-- begin --

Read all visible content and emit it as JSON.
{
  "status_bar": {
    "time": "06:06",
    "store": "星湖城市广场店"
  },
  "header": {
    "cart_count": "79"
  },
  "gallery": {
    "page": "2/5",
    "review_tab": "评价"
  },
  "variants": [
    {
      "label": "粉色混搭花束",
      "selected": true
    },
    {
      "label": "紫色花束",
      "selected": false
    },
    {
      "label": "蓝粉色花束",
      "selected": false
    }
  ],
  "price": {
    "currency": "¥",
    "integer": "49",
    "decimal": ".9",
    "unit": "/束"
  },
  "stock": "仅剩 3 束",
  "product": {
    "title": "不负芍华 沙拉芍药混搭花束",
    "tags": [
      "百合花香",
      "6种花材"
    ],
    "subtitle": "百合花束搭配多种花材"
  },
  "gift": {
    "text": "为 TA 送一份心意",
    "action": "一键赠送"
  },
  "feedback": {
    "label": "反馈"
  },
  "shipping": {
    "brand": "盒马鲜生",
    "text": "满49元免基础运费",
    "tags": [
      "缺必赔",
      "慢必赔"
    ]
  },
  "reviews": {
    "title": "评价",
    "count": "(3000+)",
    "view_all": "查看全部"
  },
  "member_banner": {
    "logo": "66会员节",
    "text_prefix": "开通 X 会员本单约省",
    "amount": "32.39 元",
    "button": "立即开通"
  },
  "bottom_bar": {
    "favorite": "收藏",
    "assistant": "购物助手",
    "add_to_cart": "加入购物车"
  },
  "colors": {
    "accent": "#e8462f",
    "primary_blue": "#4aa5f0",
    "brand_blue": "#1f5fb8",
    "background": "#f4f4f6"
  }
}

-- end --

WRITTEN EXERCISE: Give back all the records exactly as they stand.

RESPONSE FOR THIS EXERCISE:
Read all visible content and emit it as JSON.
{
  "status_bar": {
    "time": "06:06",
    "store": "星湖城市广场店"
  },
  "header": {
    "cart_count": "79"
  },
  "gallery": {
    "page": "2/5",
    "review_tab": "评价"
  },
  "variants": [
    {
      "label": "粉色混搭花束",
      "selected": true
    },
    {
      "label": "紫色花束",
      "selected": false
    },
    {
      "label": "蓝粉色花束",
      "selected": false
    }
  ],
  "price": {
    "currency": "¥",
    "integer": "49",
    "decimal": ".9",
    "unit": "/束"
  },
  "stock": "仅剩 3 束",
  "product": {
    "title": "不负芍华 沙拉芍药混搭花束",
    "tags": [
      "百合花香",
      "6种花材"
    ],
    "subtitle": "百合花束搭配多种花材"
  },
  "gift": {
    "text": "为 TA 送一份心意",
    "action": "一键赠送"
  },
  "feedback": {
    "label": "反馈"
  },
  "shipping": {
    "brand": "盒马鲜生",
    "text": "满49元免基础运费",
    "tags": [
      "缺必赔",
      "慢必赔"
    ]
  },
  "reviews": {
    "title": "评价",
    "count": "(3000+)",
    "view_all": "查看全部"
  },
  "member_banner": {
    "logo": "66会员节",
    "text_prefix": "开通 X 会员本单约省",
    "amount": "32.39 元",
    "button": "立即开通"
  },
  "bottom_bar": {
    "favorite": "收藏",
    "assistant": "购物助手",
    "add_to_cart": "加入购物车"
  },
  "colors": {
    "accent": "#e8462f",
    "primary_blue": "#4aa5f0",
    "brand_blue": "#1f5fb8",
    "background": "#f4f4f6"
  }
}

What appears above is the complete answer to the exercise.